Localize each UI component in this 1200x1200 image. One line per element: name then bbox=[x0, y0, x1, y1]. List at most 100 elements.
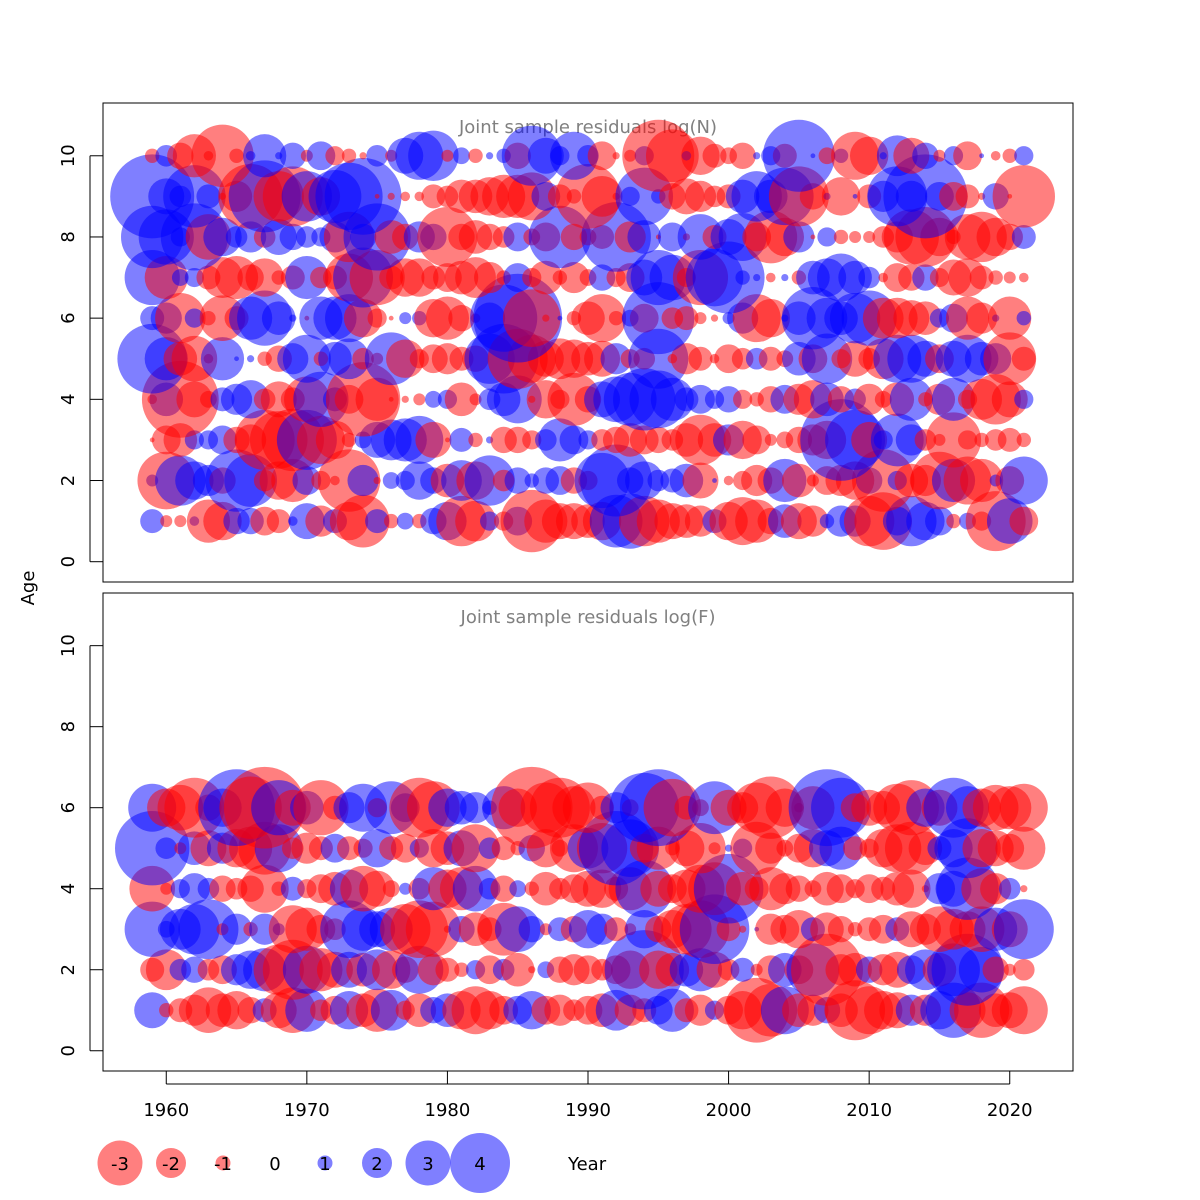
bubble-point bbox=[234, 356, 239, 362]
bubble-point bbox=[908, 301, 943, 335]
bubble-point bbox=[993, 899, 1054, 960]
bubble-point bbox=[196, 184, 221, 209]
bubble-point bbox=[858, 266, 880, 289]
bubble-point bbox=[821, 177, 861, 216]
bubble-point bbox=[562, 782, 614, 833]
bubble-point bbox=[708, 842, 721, 855]
bubble-point bbox=[382, 880, 400, 898]
bubble-point bbox=[558, 261, 590, 294]
bubble-point bbox=[729, 142, 756, 169]
bubble-point bbox=[710, 314, 719, 322]
bubble-point bbox=[1002, 148, 1017, 163]
bubble-point bbox=[473, 261, 506, 294]
bubble-point bbox=[953, 141, 982, 171]
legend-item: -1 bbox=[214, 1154, 232, 1175]
bubble-point bbox=[645, 129, 699, 183]
bubble-point bbox=[931, 377, 976, 421]
bubble-point bbox=[479, 511, 500, 531]
bubble-point bbox=[560, 223, 588, 251]
bubble-point bbox=[966, 302, 998, 334]
bubble-point bbox=[387, 192, 395, 200]
bubble-point bbox=[400, 191, 411, 202]
y-tick-label: 8 bbox=[58, 721, 79, 732]
panel-title: Joint sample residuals log(F) bbox=[460, 607, 716, 628]
bubble-point bbox=[889, 377, 933, 421]
bubble-point bbox=[115, 811, 190, 886]
bubble-point bbox=[559, 425, 589, 455]
y-axis-label: Age bbox=[18, 571, 39, 606]
bubble-point bbox=[983, 332, 1037, 386]
bubble-point bbox=[341, 432, 357, 448]
bubble-point bbox=[999, 456, 1048, 505]
bubble-point bbox=[974, 432, 989, 448]
bubble-point bbox=[396, 512, 414, 530]
y-axis: 0 2 4 6 8 10 bbox=[58, 144, 103, 567]
bubble-point bbox=[742, 425, 772, 455]
bubble-point bbox=[435, 957, 460, 982]
bubble-point bbox=[174, 515, 187, 528]
bubble-point bbox=[500, 952, 535, 987]
bubble-point bbox=[279, 142, 306, 169]
legend-bubble bbox=[362, 1148, 392, 1178]
bubble-point bbox=[997, 427, 1022, 452]
x-axis: 1960 1970 1980 1990 2000 2010 2020 bbox=[143, 1071, 1033, 1121]
bubble-point bbox=[191, 124, 254, 187]
bubble-point bbox=[160, 882, 173, 895]
bubble-point bbox=[503, 222, 533, 252]
legend-item: 3 bbox=[405, 1140, 451, 1186]
y-tick-label: 6 bbox=[58, 802, 79, 813]
bubble-point bbox=[674, 306, 699, 331]
bubble-point bbox=[982, 956, 1009, 983]
legend-label: 2 bbox=[371, 1154, 382, 1175]
bubble-point bbox=[306, 141, 336, 171]
legend-bubble bbox=[156, 1148, 186, 1178]
bubble-point bbox=[716, 917, 741, 942]
x-tick-label: 1980 bbox=[425, 1100, 471, 1121]
bubble-point bbox=[810, 153, 816, 159]
bubble-point bbox=[925, 412, 982, 468]
bubble-point bbox=[390, 833, 420, 863]
bubble-point bbox=[991, 381, 1028, 418]
bubble-point bbox=[490, 875, 517, 902]
x-tick-label: 2000 bbox=[706, 1100, 752, 1121]
legend-bubble bbox=[317, 1155, 333, 1171]
y-tick-label: 8 bbox=[58, 231, 79, 242]
legend-label: -2 bbox=[162, 1154, 180, 1175]
bubble-point bbox=[960, 458, 1004, 503]
bubble-point bbox=[912, 142, 939, 169]
bubble-point bbox=[1012, 958, 1035, 981]
bubble-point bbox=[176, 381, 213, 418]
bubble-point bbox=[730, 957, 755, 982]
bubble-point bbox=[627, 220, 662, 254]
bubble-point bbox=[1016, 310, 1031, 326]
bubble-point bbox=[243, 134, 287, 178]
bubble-point bbox=[1014, 146, 1034, 166]
bubble-point bbox=[751, 298, 790, 338]
bubble-point bbox=[753, 152, 761, 160]
bubble-point bbox=[145, 949, 187, 991]
bubble-point bbox=[604, 917, 629, 942]
legend-label: 4 bbox=[474, 1154, 485, 1175]
bubble-point bbox=[682, 462, 719, 499]
bubble-point bbox=[955, 184, 980, 209]
bubble-point bbox=[684, 994, 717, 1026]
legend-item: -3 bbox=[97, 1140, 143, 1186]
bubble-point bbox=[261, 301, 296, 335]
bubble-point bbox=[365, 509, 390, 534]
bubble-point bbox=[296, 226, 318, 248]
legend: -3 -2 -1 0 1 2 3 4 bbox=[97, 1133, 510, 1193]
bubble-point bbox=[785, 875, 813, 902]
bubble-point bbox=[1002, 826, 1046, 870]
bubble-point bbox=[587, 141, 617, 171]
bubble-point bbox=[366, 144, 388, 167]
bubble-point bbox=[675, 823, 726, 874]
bubble-point bbox=[388, 315, 394, 321]
legend-bubble bbox=[97, 1140, 143, 1186]
panel-2: Joint sample residuals log(F) 0 2 4 6 8 10 bbox=[58, 592, 1074, 1072]
bubble-point bbox=[542, 314, 550, 322]
bubble-point bbox=[580, 444, 653, 517]
x-tick-label: 1990 bbox=[565, 1100, 611, 1121]
bubble-point bbox=[588, 264, 616, 291]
● ● ● ● ● ● ●
# EXERCISE DETAILS:
Copy the records word for word, starting at the line that contains "bubble-point bbox=[234, 356, 239, 362]" and ending at the line that contains "panel-title: Joint sample". Include both of those lines.

# SOLUTION:
bubble-point bbox=[234, 356, 239, 362]
bubble-point bbox=[908, 301, 943, 335]
bubble-point bbox=[993, 899, 1054, 960]
bubble-point bbox=[196, 184, 221, 209]
bubble-point bbox=[858, 266, 880, 289]
bubble-point bbox=[821, 177, 861, 216]
bubble-point bbox=[562, 782, 614, 833]
bubble-point bbox=[708, 842, 721, 855]
bubble-point bbox=[382, 880, 400, 898]
bubble-point bbox=[558, 261, 590, 294]
bubble-point bbox=[729, 142, 756, 169]
bubble-point bbox=[710, 314, 719, 322]
bubble-point bbox=[1002, 148, 1017, 163]
bubble-point bbox=[473, 261, 506, 294]
bubble-point bbox=[953, 141, 982, 171]
legend-item: -1 bbox=[214, 1154, 232, 1175]
bubble-point bbox=[645, 129, 699, 183]
bubble-point bbox=[931, 377, 976, 421]
bubble-point bbox=[479, 511, 500, 531]
bubble-point bbox=[560, 223, 588, 251]
bubble-point bbox=[966, 302, 998, 334]
bubble-point bbox=[387, 192, 395, 200]
bubble-point bbox=[400, 191, 411, 202]
y-tick-label: 8 bbox=[58, 721, 79, 732]
panel-title: Joint sample residuals log(F) bbox=[460, 607, 716, 628]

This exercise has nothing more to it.